**Work to be completed:** Locate the word "label" in the data below, then copy every line that holds it.

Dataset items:
%%
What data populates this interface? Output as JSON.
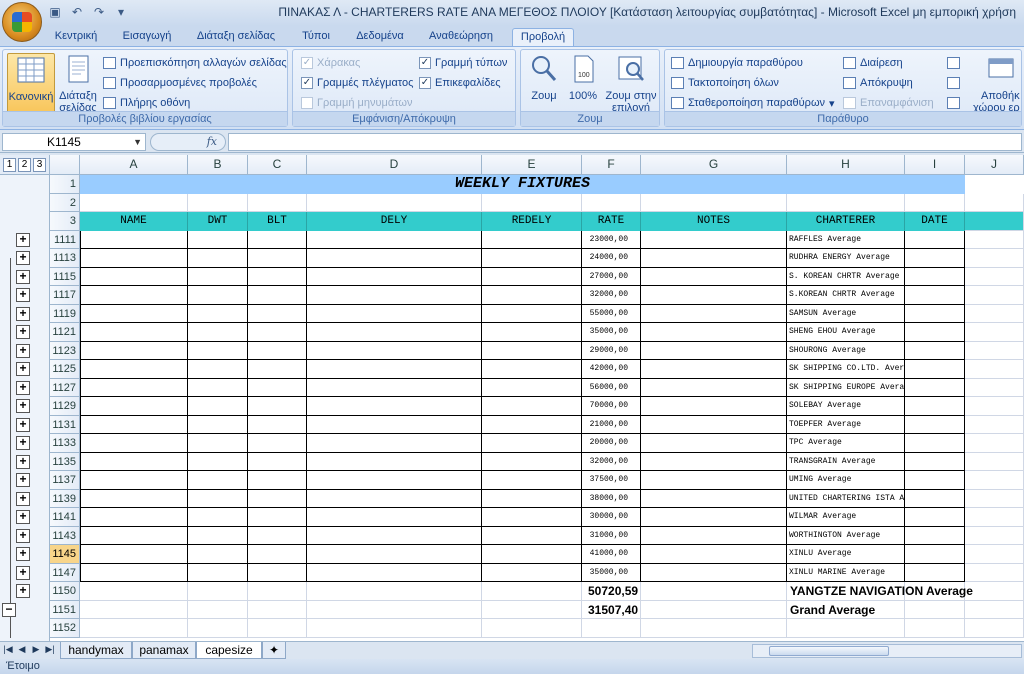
{
  "window": {
    "title": "ΠΙΝΑΚΑΣ Λ - CHARTERERS RATE ΑΝΑ ΜΕΓΕΘΟΣ ΠΛΟΙΟΥ  [Κατάσταση λειτουργίας συμβατότητας] - Microsoft Excel μη εμπορική χρήση"
  },
  "ribbon_tabs": [
    "Κεντρική",
    "Εισαγωγή",
    "Διάταξη σελίδας",
    "Τύποι",
    "Δεδομένα",
    "Αναθεώρηση",
    "Προβολή"
  ],
  "groups": {
    "workbook_views": {
      "label": "Προβολές βιβλίου εργασίας",
      "normal": "Κανονική",
      "page_layout_1": "Διάταξη",
      "page_layout_2": "σελίδας",
      "page_break": "Προεπισκόπηση αλλαγών σελίδας",
      "custom_views": "Προσαρμοσμένες προβολές",
      "full_screen": "Πλήρης οθόνη"
    },
    "show_hide": {
      "label": "Εμφάνιση/Απόκρυψη",
      "ruler": "Χάρακας",
      "gridlines": "Γραμμές πλέγματος",
      "message_bar": "Γραμμή μηνυμάτων",
      "formula_bar": "Γραμμή τύπων",
      "headings": "Επικεφαλίδες"
    },
    "zoom": {
      "label": "Ζουμ",
      "zoom": "Ζουμ",
      "zoom100": "100%",
      "zoom_sel_1": "Ζουμ στην",
      "zoom_sel_2": "επιλογή"
    },
    "window": {
      "label": "Παράθυρο",
      "new_window": "Δημιουργία παραθύρου",
      "arrange_all": "Τακτοποίηση όλων",
      "freeze_panes": "Σταθεροποίηση παραθύρων",
      "split": "Διαίρεση",
      "hide": "Απόκρυψη",
      "unhide": "Επαναμφάνιση",
      "save_ws_1": "Αποθήκ",
      "save_ws_2": "χώρου ερ"
    }
  },
  "formula_bar": {
    "name_box": "K1145",
    "fx": "fx",
    "formula": ""
  },
  "outline_levels": [
    "1",
    "2",
    "3"
  ],
  "columns": [
    "A",
    "B",
    "C",
    "D",
    "E",
    "F",
    "G",
    "H",
    "I",
    "J"
  ],
  "sheet": {
    "title": "WEEKLY FIXTURES",
    "headers": [
      "NAME",
      "DWT",
      "BLT",
      "DELY",
      "REDELY",
      "RATE",
      "NOTES",
      "CHARTERER",
      "DATE"
    ],
    "rows": [
      {
        "row": "1111",
        "rate": "23000,00",
        "charterer": "RAFFLES Average"
      },
      {
        "row": "1113",
        "rate": "24000,00",
        "charterer": "RUDHRA ENERGY Average"
      },
      {
        "row": "1115",
        "rate": "27000,00",
        "charterer": "S. KOREAN CHRTR Average"
      },
      {
        "row": "1117",
        "rate": "32000,00",
        "charterer": "S.KOREAN CHRTR Average"
      },
      {
        "row": "1119",
        "rate": "55000,00",
        "charterer": "SAMSUN Average"
      },
      {
        "row": "1121",
        "rate": "35000,00",
        "charterer": "SHENG EHOU Average"
      },
      {
        "row": "1123",
        "rate": "29000,00",
        "charterer": "SHOURONG Average"
      },
      {
        "row": "1125",
        "rate": "42000,00",
        "charterer": "SK SHIPPING CO.LTD. Average"
      },
      {
        "row": "1127",
        "rate": "56000,00",
        "charterer": "SK SHIPPING EUROPE Average"
      },
      {
        "row": "1129",
        "rate": "70000,00",
        "charterer": "SOLEBAY Average"
      },
      {
        "row": "1131",
        "rate": "21000,00",
        "charterer": "TOEPFER Average"
      },
      {
        "row": "1133",
        "rate": "20000,00",
        "charterer": "TPC Average"
      },
      {
        "row": "1135",
        "rate": "32000,00",
        "charterer": "TRANSGRAIN Average"
      },
      {
        "row": "1137",
        "rate": "37500,00",
        "charterer": "UMING Average"
      },
      {
        "row": "1139",
        "rate": "38000,00",
        "charterer": "UNITED CHARTERING ISTA Average"
      },
      {
        "row": "1141",
        "rate": "30000,00",
        "charterer": "WILMAR Average"
      },
      {
        "row": "1143",
        "rate": "31000,00",
        "charterer": "WORTHINGTON Average"
      },
      {
        "row": "1145",
        "rate": "41000,00",
        "charterer": "XINLU Average"
      },
      {
        "row": "1147",
        "rate": "35000,00",
        "charterer": "XINLU MARINE Average"
      }
    ],
    "summary": [
      {
        "row": "1150",
        "rate": "50720,59",
        "charterer": "YANGTZE NAVIGATION Average"
      },
      {
        "row": "1151",
        "rate": "31507,40",
        "charterer": "Grand Average"
      }
    ],
    "fixed_rows": [
      "1",
      "2",
      "3"
    ],
    "last_row": "1152",
    "selected_row": "1145"
  },
  "sheet_tabs": [
    "handymax",
    "panamax",
    "capesize"
  ],
  "active_sheet": "capesize",
  "status": "Έτοιμο"
}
%%
**Written answer:**
      "label": "Προβολές βιβλίου εργασίας",
      "label": "Εμφάνιση/Απόκρυψη",
      "label": "Ζουμ",
      "label": "Παράθυρο",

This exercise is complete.